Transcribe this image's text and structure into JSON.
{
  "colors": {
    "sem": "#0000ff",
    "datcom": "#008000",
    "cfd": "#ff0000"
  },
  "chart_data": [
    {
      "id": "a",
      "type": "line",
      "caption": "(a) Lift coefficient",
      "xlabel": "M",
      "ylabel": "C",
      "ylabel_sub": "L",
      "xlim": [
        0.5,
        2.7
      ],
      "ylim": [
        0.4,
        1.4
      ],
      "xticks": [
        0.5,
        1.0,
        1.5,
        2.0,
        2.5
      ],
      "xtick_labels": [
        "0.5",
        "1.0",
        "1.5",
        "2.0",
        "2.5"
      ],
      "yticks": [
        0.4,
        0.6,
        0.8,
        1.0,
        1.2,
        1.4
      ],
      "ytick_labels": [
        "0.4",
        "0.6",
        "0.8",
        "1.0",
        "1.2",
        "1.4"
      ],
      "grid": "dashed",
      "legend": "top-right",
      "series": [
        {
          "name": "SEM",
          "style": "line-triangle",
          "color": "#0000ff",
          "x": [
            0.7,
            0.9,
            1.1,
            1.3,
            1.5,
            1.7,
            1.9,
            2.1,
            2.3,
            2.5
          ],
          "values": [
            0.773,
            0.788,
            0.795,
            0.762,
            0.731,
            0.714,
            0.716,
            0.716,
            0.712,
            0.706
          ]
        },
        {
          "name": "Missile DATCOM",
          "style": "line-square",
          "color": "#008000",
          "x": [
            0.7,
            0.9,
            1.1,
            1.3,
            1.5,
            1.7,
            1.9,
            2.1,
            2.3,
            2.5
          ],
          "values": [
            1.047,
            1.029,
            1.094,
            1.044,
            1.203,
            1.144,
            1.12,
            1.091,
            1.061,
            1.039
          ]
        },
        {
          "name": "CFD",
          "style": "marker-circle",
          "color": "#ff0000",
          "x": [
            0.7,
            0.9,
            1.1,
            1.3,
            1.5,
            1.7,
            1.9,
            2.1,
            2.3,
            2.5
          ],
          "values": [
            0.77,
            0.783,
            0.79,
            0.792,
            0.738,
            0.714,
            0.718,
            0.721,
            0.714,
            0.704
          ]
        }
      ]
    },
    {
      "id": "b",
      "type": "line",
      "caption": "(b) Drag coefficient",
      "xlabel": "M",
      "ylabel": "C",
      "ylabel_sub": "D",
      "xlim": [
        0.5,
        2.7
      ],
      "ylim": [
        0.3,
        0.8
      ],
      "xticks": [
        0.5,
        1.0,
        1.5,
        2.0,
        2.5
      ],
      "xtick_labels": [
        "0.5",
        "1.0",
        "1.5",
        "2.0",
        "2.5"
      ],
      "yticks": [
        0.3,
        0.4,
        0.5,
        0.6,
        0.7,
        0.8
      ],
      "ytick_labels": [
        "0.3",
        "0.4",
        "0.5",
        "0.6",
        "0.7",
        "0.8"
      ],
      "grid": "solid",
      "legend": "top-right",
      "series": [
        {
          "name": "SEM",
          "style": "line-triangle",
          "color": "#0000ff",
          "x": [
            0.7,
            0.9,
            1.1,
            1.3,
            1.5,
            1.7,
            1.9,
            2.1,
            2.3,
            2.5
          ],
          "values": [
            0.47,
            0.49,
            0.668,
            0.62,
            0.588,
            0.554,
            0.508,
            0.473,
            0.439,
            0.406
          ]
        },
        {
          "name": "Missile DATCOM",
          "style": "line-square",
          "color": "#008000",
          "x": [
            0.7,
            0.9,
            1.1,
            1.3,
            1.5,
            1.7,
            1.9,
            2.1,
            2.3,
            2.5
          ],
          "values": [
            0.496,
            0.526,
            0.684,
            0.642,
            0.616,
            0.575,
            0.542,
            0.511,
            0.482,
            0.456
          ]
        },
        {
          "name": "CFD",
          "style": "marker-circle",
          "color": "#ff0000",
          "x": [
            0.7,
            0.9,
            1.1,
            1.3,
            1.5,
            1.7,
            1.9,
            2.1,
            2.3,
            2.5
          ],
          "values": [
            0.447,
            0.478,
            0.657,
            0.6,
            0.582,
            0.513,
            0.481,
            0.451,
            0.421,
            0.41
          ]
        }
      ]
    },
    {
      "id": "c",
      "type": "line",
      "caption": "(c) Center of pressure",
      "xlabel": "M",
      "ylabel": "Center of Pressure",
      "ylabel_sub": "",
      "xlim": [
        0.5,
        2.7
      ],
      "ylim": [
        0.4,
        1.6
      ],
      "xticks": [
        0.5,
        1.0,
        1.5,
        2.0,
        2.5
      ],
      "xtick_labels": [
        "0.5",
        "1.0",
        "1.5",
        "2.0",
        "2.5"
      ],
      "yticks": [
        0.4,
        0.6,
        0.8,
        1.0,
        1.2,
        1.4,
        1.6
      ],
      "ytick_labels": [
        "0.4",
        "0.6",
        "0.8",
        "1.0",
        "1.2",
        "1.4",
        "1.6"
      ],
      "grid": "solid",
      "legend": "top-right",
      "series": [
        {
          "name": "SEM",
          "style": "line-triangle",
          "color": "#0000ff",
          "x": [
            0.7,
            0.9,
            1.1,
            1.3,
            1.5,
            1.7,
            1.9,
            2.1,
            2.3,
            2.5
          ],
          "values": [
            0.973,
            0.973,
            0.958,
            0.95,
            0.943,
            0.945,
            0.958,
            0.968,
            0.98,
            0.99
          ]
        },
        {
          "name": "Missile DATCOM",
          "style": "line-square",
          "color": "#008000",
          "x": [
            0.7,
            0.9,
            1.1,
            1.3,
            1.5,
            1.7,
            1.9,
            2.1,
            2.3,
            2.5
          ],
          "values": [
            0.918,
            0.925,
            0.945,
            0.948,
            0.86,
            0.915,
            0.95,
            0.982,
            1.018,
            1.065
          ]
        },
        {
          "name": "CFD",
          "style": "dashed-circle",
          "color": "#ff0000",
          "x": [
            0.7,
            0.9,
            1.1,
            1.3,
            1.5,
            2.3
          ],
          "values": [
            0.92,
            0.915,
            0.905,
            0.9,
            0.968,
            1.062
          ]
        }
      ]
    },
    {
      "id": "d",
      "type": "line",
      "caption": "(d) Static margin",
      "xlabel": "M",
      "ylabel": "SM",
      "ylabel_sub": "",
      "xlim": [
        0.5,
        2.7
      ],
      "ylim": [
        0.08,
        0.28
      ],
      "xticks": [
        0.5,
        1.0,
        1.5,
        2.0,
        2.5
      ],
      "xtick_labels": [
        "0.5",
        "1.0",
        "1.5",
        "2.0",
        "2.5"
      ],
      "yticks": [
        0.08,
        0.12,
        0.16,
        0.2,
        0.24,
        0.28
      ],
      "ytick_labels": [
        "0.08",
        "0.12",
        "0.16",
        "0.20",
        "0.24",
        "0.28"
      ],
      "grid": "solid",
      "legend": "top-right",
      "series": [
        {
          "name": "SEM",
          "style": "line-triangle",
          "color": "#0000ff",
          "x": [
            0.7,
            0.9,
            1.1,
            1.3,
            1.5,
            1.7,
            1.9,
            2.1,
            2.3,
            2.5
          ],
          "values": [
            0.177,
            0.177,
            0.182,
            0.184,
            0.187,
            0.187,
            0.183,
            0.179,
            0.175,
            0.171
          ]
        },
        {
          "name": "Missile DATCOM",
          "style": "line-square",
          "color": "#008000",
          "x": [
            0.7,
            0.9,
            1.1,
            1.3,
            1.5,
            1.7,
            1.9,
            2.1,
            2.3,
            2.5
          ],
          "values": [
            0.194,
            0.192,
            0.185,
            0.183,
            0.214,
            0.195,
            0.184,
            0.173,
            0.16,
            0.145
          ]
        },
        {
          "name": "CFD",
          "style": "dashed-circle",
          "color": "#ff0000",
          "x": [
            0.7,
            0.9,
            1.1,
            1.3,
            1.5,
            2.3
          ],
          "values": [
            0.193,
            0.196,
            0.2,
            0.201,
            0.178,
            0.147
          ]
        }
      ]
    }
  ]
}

* * * * * * * * *

GIVEN INSTRUCTION -
Collect every line with the string "coefficient" from the records, and copy each.

SOLVED PROBLEM -
      "caption": "(a) Lift coefficient",
      "caption": "(b) Drag coefficient",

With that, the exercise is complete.